• **Task brief**: Using the listing below, give the number of lines where "والعبادة" appears, and nothing else.

• **Material for this task**:
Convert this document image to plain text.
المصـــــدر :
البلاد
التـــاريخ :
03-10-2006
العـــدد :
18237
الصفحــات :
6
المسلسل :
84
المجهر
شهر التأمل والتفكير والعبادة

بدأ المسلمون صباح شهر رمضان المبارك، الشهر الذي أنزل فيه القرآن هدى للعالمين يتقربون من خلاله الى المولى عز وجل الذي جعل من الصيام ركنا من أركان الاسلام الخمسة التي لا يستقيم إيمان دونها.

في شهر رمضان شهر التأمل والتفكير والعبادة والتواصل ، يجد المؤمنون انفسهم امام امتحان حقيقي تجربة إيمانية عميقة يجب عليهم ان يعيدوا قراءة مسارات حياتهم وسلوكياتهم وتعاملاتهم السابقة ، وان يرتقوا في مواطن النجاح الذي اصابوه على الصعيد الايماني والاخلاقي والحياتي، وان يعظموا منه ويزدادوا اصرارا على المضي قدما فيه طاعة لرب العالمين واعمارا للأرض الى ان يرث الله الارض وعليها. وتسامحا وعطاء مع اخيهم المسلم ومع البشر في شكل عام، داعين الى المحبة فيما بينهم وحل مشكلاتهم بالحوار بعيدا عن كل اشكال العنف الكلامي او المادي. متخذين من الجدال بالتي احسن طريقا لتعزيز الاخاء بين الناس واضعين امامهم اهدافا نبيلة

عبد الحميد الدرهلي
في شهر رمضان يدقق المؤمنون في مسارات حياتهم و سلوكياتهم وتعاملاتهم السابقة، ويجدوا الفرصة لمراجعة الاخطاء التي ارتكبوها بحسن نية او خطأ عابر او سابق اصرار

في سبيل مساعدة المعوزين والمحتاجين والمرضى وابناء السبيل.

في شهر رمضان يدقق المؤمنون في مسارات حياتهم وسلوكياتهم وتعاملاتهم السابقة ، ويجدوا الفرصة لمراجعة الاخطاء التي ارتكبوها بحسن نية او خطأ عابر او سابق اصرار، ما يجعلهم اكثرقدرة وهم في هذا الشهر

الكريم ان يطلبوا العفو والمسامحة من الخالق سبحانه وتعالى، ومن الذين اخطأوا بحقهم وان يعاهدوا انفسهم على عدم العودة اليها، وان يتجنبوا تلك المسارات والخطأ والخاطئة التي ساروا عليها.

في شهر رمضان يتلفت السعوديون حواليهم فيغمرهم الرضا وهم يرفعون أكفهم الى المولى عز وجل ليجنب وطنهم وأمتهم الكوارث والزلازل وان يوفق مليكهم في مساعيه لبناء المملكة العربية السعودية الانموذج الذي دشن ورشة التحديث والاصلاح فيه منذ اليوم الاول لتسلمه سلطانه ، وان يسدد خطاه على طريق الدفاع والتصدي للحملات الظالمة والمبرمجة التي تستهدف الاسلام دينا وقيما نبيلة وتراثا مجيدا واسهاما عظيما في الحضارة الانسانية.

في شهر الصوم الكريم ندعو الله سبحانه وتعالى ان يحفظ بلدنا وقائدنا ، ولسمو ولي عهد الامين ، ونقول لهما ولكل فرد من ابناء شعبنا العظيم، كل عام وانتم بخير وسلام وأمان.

• **Response below**: 2